┌──

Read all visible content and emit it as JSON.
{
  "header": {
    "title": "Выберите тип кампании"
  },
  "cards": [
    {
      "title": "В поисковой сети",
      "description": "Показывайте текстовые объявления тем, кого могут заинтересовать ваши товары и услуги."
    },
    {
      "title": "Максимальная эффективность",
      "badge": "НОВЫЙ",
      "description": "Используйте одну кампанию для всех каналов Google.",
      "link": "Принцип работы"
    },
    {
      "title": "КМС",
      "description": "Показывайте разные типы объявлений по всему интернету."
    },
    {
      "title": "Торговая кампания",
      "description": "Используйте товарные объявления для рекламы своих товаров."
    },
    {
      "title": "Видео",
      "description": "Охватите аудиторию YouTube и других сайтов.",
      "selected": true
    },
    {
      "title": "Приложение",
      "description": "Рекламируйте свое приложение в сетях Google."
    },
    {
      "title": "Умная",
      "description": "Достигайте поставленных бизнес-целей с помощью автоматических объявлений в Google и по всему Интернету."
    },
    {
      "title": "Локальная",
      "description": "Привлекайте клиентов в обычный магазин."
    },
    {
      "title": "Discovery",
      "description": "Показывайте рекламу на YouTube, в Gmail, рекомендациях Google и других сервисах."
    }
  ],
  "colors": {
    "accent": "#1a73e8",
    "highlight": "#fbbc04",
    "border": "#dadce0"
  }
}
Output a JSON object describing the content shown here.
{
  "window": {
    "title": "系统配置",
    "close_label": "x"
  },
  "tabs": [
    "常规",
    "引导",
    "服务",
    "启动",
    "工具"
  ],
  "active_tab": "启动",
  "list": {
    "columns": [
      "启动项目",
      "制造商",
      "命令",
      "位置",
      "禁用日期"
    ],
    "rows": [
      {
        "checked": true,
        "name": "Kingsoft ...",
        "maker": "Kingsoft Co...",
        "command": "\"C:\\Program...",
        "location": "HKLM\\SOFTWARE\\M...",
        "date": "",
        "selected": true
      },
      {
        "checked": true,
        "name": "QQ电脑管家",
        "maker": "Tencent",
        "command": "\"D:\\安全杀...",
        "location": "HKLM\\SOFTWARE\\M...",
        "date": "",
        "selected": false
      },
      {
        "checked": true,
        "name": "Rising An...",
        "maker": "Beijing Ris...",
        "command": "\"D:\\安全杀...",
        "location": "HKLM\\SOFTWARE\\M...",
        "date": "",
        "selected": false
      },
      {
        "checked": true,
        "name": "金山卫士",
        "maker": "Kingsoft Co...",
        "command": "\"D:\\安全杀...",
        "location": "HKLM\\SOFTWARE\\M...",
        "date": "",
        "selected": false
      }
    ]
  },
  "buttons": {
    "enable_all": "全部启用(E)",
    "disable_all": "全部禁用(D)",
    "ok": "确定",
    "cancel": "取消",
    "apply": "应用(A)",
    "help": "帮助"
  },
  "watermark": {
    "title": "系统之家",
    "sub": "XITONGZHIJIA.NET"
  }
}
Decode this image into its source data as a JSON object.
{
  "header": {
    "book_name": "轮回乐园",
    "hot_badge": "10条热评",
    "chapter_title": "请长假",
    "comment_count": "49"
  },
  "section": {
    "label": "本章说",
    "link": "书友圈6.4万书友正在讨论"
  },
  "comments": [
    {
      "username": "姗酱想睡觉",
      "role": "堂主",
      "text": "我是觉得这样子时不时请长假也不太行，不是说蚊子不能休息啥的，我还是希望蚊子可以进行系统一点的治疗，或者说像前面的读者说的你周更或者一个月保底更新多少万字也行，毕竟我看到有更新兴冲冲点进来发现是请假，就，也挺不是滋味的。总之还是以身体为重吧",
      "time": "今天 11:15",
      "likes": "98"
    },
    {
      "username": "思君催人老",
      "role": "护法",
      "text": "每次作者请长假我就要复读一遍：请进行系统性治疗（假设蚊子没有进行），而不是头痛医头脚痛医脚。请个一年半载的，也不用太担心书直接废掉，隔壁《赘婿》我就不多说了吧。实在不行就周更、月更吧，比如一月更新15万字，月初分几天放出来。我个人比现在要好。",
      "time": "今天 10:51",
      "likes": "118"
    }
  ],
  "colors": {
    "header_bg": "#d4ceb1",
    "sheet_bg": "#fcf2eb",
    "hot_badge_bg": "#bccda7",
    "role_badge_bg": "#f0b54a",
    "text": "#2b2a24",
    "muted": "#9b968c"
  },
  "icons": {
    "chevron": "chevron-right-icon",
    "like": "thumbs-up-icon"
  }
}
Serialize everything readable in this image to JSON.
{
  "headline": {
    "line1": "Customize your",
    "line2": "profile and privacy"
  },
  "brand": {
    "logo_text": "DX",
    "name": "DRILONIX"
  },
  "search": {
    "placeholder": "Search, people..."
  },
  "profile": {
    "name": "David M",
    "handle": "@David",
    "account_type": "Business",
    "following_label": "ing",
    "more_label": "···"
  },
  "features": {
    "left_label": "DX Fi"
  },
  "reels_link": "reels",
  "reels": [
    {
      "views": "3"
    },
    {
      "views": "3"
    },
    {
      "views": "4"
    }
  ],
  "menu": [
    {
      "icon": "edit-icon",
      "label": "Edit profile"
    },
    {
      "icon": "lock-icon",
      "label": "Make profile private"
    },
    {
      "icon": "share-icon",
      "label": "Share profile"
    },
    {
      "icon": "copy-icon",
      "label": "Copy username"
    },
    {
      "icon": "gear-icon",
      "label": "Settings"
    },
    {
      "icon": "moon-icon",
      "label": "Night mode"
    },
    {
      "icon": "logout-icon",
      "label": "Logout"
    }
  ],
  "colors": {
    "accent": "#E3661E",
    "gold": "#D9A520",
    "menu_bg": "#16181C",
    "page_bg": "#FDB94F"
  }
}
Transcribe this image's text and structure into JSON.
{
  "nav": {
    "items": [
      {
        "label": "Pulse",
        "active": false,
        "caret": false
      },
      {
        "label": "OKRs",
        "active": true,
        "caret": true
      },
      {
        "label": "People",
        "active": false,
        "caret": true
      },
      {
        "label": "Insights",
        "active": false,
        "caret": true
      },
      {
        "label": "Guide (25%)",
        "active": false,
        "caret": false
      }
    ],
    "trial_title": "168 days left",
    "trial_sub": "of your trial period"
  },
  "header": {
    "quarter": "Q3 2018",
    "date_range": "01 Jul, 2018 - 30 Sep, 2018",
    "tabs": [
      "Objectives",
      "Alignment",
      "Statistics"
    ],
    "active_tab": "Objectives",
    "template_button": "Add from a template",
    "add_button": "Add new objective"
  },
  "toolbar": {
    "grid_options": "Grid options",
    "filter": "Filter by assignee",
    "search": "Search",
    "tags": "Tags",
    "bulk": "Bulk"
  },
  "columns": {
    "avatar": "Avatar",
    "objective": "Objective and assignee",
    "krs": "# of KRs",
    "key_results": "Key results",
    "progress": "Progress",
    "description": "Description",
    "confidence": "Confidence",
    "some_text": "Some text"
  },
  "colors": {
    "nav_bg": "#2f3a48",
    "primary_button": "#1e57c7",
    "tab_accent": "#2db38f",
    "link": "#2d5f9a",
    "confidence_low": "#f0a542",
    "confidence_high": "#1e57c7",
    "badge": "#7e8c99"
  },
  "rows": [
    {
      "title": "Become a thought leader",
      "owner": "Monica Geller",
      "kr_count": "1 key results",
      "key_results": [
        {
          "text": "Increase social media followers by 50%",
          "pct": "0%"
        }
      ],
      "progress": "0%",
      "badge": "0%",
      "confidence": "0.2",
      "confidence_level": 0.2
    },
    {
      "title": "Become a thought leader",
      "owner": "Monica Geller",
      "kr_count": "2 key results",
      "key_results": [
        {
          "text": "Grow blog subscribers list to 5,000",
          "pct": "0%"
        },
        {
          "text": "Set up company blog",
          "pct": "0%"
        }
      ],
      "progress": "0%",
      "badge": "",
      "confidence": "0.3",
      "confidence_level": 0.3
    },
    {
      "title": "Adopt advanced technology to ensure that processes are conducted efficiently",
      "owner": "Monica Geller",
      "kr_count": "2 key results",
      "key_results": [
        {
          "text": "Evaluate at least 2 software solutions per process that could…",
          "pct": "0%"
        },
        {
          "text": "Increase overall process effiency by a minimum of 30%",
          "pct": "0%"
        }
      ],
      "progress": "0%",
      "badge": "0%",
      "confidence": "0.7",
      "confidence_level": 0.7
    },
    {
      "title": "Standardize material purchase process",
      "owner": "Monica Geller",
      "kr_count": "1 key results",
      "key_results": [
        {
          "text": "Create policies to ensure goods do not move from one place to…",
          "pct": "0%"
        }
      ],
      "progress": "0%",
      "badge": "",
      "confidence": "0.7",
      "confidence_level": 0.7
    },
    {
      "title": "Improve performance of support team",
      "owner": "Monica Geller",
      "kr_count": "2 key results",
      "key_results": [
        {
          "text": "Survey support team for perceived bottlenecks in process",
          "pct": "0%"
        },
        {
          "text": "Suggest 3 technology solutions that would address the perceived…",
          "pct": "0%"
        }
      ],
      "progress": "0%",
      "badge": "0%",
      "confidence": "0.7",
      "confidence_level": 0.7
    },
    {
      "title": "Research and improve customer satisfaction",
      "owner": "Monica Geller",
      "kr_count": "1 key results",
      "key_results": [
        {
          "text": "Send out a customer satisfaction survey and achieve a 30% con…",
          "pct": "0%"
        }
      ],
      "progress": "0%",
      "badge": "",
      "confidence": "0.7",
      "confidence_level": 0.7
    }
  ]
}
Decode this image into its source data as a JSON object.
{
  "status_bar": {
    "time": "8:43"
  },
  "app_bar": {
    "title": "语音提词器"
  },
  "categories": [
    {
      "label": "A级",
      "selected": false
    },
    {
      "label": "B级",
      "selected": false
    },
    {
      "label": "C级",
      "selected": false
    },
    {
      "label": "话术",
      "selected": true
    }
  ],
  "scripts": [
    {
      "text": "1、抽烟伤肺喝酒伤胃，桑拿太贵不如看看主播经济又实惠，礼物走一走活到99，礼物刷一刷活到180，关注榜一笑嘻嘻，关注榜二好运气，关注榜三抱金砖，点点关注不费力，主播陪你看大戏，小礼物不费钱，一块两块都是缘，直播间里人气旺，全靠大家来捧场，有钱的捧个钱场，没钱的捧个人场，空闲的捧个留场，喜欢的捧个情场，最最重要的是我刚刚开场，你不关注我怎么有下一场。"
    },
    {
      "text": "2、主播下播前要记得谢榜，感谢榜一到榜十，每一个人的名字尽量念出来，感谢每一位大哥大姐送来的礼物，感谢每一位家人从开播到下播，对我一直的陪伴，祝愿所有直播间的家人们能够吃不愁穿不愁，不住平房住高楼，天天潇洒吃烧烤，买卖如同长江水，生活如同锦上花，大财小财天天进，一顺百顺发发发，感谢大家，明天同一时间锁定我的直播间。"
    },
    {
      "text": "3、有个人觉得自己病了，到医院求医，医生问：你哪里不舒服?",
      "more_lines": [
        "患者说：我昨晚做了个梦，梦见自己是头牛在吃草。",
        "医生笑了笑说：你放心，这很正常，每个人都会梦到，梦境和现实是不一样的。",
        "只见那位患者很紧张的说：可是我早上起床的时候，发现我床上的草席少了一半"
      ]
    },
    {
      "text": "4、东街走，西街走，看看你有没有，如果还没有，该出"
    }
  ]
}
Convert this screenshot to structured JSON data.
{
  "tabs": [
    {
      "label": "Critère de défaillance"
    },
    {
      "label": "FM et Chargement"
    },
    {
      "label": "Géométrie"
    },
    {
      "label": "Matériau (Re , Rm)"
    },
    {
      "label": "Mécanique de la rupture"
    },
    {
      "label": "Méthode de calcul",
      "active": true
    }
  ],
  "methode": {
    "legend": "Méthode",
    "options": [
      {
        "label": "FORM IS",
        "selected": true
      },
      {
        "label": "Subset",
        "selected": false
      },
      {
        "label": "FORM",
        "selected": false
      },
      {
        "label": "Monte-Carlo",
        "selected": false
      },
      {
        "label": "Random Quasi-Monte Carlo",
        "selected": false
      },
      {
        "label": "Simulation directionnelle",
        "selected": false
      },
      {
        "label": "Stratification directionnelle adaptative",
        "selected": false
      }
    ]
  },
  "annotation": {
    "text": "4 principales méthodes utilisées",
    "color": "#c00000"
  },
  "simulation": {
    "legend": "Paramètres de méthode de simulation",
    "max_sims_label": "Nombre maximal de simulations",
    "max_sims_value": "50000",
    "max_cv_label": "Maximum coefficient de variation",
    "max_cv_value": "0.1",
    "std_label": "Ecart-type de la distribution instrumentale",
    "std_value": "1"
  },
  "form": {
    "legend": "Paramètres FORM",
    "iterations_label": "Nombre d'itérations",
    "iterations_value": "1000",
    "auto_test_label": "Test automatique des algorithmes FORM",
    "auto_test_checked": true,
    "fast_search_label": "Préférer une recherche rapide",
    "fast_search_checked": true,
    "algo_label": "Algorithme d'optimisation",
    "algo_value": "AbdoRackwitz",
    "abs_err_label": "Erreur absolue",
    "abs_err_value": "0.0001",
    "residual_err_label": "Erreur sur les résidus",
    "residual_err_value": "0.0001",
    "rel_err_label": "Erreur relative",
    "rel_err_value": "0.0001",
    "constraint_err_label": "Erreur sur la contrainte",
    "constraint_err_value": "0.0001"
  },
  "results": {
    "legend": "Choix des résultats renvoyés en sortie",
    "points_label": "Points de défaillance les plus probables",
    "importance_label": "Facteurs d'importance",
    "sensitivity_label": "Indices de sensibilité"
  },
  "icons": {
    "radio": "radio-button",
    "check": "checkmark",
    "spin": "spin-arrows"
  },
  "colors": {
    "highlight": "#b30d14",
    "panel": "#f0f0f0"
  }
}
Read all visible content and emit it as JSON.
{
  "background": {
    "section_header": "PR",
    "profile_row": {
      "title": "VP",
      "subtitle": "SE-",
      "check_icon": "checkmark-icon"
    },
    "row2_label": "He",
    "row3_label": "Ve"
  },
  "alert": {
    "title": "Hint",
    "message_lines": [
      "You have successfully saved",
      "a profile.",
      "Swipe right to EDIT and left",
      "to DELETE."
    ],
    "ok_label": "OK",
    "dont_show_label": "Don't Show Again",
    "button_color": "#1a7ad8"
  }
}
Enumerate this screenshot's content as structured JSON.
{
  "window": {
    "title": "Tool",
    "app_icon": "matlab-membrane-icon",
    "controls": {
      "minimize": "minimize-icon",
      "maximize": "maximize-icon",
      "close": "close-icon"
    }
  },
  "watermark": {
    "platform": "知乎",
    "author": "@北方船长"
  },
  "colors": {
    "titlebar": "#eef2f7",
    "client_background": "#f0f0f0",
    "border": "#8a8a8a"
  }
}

└──

THE REQUEST: Extract, from the material above, each line holding the word "Increase".

WRITTEN ANSWER:
          "text": "Increase social media followers by 50%",
          "text": "Increase overall process effiency by a minimum of 30%",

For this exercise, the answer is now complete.